## [Instruction]
Output the full listing below exactly, without the pictures.

## [Information given]
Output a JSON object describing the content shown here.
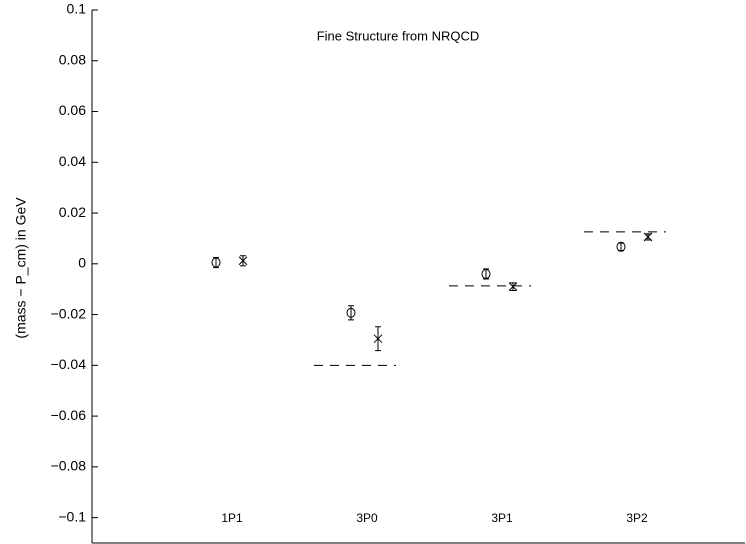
{
  "chart_data": {
    "type": "errorbar",
    "title": "Fine Structure from NRQCD",
    "ylabel": "(mass − P_cm) in GeV",
    "categories": [
      "1P1",
      "3P0",
      "3P1",
      "3P2"
    ],
    "ylim": [
      -0.11,
      0.1
    ],
    "yticks": [
      {
        "value": -0.1,
        "label": "−0.1"
      },
      {
        "value": -0.08,
        "label": "−0.08"
      },
      {
        "value": -0.06,
        "label": "−0.06"
      },
      {
        "value": -0.04,
        "label": "−0.04"
      },
      {
        "value": -0.02,
        "label": "−0.02"
      },
      0,
      0.02,
      0.04,
      0.06,
      0.08,
      0.1
    ],
    "grid": false,
    "color": "#000000",
    "series": [
      {
        "marker": "circle",
        "values": [
          0.0005,
          -0.0193,
          -0.004,
          0.0067
        ],
        "errors": [
          0.002,
          0.0028,
          0.002,
          0.0015
        ]
      },
      {
        "marker": "x",
        "values": [
          0.0012,
          -0.0295,
          -0.009,
          0.0106
        ],
        "errors": [
          0.002,
          0.0047,
          0.0015,
          0.0012
        ]
      },
      {
        "marker": "dashed-line",
        "values": [
          null,
          -0.04,
          -0.0087,
          0.0126
        ]
      }
    ]
  }
}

## [Output]
Output a JSON object describing the content shown here.
{
  "chart_data": {
    "type": "errorbar",
    "title": "Fine Structure from NRQCD",
    "ylabel": "(mass − P_cm) in GeV",
    "categories": [
      "1P1",
      "3P0",
      "3P1",
      "3P2"
    ],
    "ylim": [
      -0.11,
      0.1
    ],
    "yticks": [
      {
        "value": -0.1,
        "label": "−0.1"
      },
      {
        "value": -0.08,
        "label": "−0.08"
      },
      {
        "value": -0.06,
        "label": "−0.06"
      },
      {
        "value": -0.04,
        "label": "−0.04"
      },
      {
        "value": -0.02,
        "label": "−0.02"
      },
      0,
      0.02,
      0.04,
      0.06,
      0.08,
      0.1
    ],
    "grid": false,
    "color": "#000000",
    "series": [
      {
        "marker": "circle",
        "values": [
          0.0005,
          -0.0193,
          -0.004,
          0.0067
        ],
        "errors": [
          0.002,
          0.0028,
          0.002,
          0.0015
        ]
      },
      {
        "marker": "x",
        "values": [
          0.0012,
          -0.0295,
          -0.009,
          0.0106
        ],
        "errors": [
          0.002,
          0.0047,
          0.0015,
          0.0012
        ]
      },
      {
        "marker": "dashed-line",
        "values": [
          null,
          -0.04,
          -0.0087,
          0.0126
        ]
      }
    ]
  }
}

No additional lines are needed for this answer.